Exercise goal: Give back all the data exactly, line by line.
BEGIN Extracted entries
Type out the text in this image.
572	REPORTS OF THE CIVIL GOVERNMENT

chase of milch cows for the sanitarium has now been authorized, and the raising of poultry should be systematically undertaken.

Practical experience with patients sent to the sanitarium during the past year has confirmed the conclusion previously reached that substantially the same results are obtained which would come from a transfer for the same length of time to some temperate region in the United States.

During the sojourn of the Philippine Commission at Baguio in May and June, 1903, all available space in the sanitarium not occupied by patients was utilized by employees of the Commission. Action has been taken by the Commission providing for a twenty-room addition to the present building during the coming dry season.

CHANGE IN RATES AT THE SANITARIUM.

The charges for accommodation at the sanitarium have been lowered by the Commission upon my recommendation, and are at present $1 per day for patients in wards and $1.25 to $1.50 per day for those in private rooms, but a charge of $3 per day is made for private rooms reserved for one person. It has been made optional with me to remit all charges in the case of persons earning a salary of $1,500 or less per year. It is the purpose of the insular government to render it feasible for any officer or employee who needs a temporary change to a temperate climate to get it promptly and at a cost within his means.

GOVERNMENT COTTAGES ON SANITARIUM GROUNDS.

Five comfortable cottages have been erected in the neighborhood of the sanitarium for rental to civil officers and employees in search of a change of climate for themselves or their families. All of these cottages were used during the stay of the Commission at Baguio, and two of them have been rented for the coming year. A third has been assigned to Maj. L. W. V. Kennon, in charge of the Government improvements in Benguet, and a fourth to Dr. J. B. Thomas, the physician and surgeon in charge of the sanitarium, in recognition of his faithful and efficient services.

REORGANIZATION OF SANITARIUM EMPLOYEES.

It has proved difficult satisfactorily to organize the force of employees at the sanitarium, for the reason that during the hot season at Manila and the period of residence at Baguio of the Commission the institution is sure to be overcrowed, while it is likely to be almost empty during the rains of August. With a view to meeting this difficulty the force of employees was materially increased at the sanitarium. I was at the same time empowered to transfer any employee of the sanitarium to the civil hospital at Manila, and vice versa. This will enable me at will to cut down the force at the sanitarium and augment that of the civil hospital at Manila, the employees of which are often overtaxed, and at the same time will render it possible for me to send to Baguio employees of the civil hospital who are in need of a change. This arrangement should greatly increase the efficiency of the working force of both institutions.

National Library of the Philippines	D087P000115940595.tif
END Extracted entries
Your response:
Type out the text in this image.
572	REPORTS OF THE CIVIL GOVERNMENT

chase of milch cows for the sanitarium has now been authorized, and the raising of poultry should be systematically undertaken.

Practical experience with patients sent to the sanitarium during the past year has confirmed the conclusion previously reached that substantially the same results are obtained which would come from a transfer for the same length of time to some temperate region in the United States.

During the sojourn of the Philippine Commission at Baguio in May and June, 1903, all available space in the sanitarium not occupied by patients was utilized by employees of the Commission. Action has been taken by the Commission providing for a twenty-room addition to the present building during the coming dry season.

CHANGE IN RATES AT THE SANITARIUM.

The charges for accommodation at the sanitarium have been lowered by the Commission upon my recommendation, and are at present $1 per day for patients in wards and $1.25 to $1.50 per day for those in private rooms, but a charge of $3 per day is made for private rooms reserved for one person. It has been made optional with me to remit all charges in the case of persons earning a salary of $1,500 or less per year. It is the purpose of the insular government to render it feasible for any officer or employee who needs a temporary change to a temperate climate to get it promptly and at a cost within his means.

GOVERNMENT COTTAGES ON SANITARIUM GROUNDS.

Five comfortable cottages have been erected in the neighborhood of the sanitarium for rental to civil officers and employees in search of a change of climate for themselves or their families. All of these cottages were used during the stay of the Commission at Baguio, and two of them have been rented for the coming year. A third has been assigned to Maj. L. W. V. Kennon, in charge of the Government improvements in Benguet, and a fourth to Dr. J. B. Thomas, the physician and surgeon in charge of the sanitarium, in recognition of his faithful and efficient services.

REORGANIZATION OF SANITARIUM EMPLOYEES.

It has proved difficult satisfactorily to organize the force of employees at the sanitarium, for the reason that during the hot season at Manila and the period of residence at Baguio of the Commission the institution is sure to be overcrowed, while it is likely to be almost empty during the rains of August. With a view to meeting this difficulty the force of employees was materially increased at the sanitarium. I was at the same time empowered to transfer any employee of the sanitarium to the civil hospital at Manila, and vice versa. This will enable me at will to cut down the force at the sanitarium and augment that of the civil hospital at Manila, the employees of which are often overtaxed, and at the same time will render it possible for me to send to Baguio employees of the civil hospital who are in need of a change. This arrangement should greatly increase the efficiency of the working force of both institutions.

National Library of the Philippines	D087P000115940595.tif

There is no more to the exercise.